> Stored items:
============

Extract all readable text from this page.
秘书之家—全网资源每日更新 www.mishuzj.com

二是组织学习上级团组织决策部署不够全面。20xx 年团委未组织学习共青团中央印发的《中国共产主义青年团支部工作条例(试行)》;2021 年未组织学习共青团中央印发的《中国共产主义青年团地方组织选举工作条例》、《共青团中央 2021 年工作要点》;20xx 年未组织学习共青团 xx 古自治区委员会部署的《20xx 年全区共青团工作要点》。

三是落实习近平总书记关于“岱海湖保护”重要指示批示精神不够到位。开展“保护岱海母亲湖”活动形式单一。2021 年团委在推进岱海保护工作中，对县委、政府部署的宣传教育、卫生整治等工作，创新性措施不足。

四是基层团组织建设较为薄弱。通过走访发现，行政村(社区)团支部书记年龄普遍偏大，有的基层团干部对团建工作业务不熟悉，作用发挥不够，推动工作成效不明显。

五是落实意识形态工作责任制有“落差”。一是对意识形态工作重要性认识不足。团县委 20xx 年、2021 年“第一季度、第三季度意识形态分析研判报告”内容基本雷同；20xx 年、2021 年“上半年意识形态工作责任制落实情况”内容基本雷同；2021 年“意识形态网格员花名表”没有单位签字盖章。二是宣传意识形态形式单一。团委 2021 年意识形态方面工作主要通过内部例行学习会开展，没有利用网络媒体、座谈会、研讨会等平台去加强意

============

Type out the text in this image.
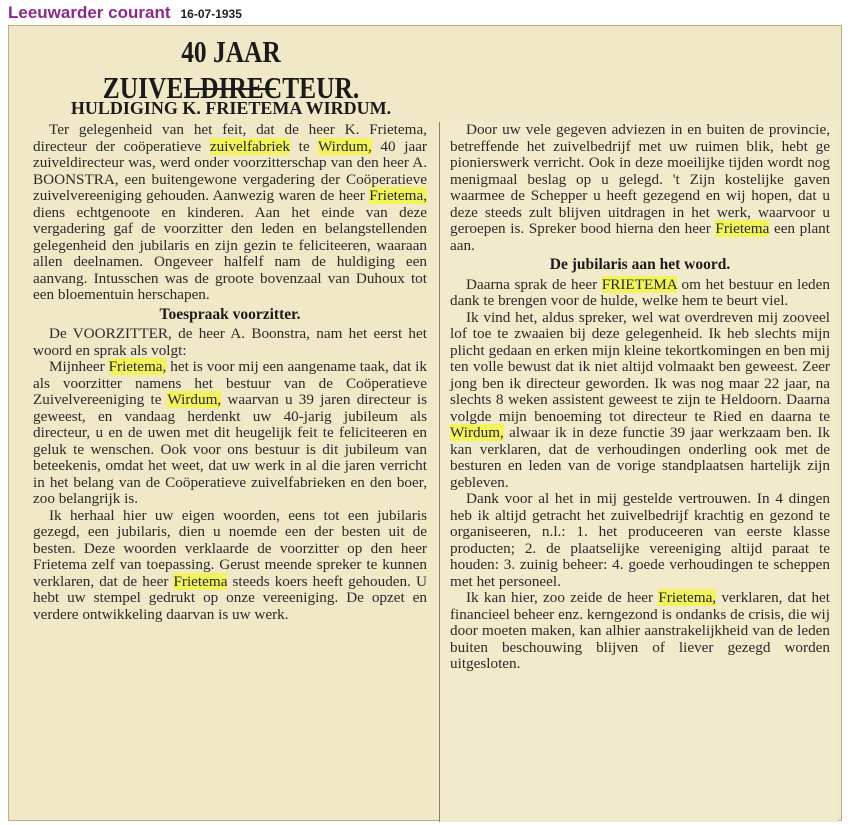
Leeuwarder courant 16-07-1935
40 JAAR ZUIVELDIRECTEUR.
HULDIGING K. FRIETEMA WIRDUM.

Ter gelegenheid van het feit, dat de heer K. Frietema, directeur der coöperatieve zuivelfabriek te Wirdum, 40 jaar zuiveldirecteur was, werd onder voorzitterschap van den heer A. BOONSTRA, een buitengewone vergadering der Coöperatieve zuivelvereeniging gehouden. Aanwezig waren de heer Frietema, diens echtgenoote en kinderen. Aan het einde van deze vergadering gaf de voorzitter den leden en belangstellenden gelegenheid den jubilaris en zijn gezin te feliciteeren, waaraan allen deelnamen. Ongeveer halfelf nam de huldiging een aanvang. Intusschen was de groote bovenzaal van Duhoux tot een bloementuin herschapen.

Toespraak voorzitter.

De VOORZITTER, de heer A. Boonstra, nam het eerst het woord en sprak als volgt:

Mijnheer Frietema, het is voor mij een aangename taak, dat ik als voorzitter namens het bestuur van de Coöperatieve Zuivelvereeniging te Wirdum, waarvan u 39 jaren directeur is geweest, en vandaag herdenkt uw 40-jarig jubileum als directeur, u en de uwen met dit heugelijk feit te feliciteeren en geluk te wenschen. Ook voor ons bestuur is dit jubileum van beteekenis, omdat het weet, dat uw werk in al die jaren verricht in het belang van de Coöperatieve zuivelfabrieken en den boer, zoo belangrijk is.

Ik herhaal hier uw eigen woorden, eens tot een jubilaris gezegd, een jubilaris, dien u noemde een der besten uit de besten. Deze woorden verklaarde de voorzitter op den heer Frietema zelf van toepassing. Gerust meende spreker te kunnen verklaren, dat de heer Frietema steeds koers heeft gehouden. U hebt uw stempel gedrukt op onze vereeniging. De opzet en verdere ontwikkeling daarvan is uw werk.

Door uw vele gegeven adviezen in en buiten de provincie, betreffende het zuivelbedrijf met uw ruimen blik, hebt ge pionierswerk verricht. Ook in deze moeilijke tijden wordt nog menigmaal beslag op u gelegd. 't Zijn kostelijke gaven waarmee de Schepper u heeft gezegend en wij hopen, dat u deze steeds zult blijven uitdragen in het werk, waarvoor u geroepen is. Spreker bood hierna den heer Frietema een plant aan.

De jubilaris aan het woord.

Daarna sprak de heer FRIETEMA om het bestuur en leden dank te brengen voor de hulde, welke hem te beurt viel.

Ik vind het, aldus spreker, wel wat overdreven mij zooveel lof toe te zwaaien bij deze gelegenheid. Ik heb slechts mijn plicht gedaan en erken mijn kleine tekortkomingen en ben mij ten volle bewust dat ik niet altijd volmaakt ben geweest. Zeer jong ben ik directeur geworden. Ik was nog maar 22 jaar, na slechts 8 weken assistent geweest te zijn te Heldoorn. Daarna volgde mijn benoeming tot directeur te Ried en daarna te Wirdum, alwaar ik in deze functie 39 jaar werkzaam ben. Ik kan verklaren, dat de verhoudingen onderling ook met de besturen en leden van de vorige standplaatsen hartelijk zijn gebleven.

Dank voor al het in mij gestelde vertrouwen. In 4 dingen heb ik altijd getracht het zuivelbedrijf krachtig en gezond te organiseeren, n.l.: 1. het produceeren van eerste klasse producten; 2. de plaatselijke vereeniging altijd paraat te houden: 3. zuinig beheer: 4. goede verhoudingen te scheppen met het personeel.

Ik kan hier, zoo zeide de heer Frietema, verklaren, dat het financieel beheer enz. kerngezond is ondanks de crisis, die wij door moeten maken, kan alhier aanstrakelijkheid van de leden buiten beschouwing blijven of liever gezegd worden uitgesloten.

============

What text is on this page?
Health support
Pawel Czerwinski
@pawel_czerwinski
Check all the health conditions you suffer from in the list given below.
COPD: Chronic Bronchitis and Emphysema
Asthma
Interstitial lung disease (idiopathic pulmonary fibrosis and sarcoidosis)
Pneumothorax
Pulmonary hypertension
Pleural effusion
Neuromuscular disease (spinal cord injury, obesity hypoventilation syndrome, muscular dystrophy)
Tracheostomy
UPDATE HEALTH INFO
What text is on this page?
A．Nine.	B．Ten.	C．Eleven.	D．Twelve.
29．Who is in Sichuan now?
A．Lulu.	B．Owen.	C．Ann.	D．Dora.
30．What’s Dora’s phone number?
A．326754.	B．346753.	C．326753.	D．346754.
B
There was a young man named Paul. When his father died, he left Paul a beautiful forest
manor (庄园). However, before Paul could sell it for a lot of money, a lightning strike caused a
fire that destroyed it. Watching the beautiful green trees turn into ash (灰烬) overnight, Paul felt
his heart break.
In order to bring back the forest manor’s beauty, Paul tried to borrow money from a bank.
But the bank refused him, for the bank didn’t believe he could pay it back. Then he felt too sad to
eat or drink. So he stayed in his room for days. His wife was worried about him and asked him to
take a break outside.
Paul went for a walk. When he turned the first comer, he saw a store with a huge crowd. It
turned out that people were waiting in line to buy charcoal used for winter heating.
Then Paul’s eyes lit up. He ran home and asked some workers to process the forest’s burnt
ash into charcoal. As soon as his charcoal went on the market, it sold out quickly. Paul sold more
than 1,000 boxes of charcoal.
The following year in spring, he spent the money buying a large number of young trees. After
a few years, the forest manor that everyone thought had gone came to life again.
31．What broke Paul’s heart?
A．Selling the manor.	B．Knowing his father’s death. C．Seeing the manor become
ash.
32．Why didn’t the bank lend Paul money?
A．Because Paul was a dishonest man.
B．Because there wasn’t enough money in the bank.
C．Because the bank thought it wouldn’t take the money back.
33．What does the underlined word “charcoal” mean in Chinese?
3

============

> What to produce:
List every line above that holds the word "blijven".

> Exercise result:
Door uw vele gegeven adviezen in en buiten de provincie, betreffende het zuivelbedrijf met uw ruimen blik, hebt ge pionierswerk verricht. Ook in deze moeilijke tijden wordt nog menigmaal beslag op u gelegd. 't Zijn kostelijke gaven waarmee de Schepper u heeft gezegend en wij hopen, dat u deze steeds zult blijven uitdragen in het werk, waarvoor u geroepen is. Spreker bood hierna den heer Frietema een plant aan.
Ik kan hier, zoo zeide de heer Frietema, verklaren, dat het financieel beheer enz. kerngezond is ondanks de crisis, die wij door moeten maken, kan alhier aanstrakelijkheid van de leden buiten beschouwing blijven of liever gezegd worden uitgesloten.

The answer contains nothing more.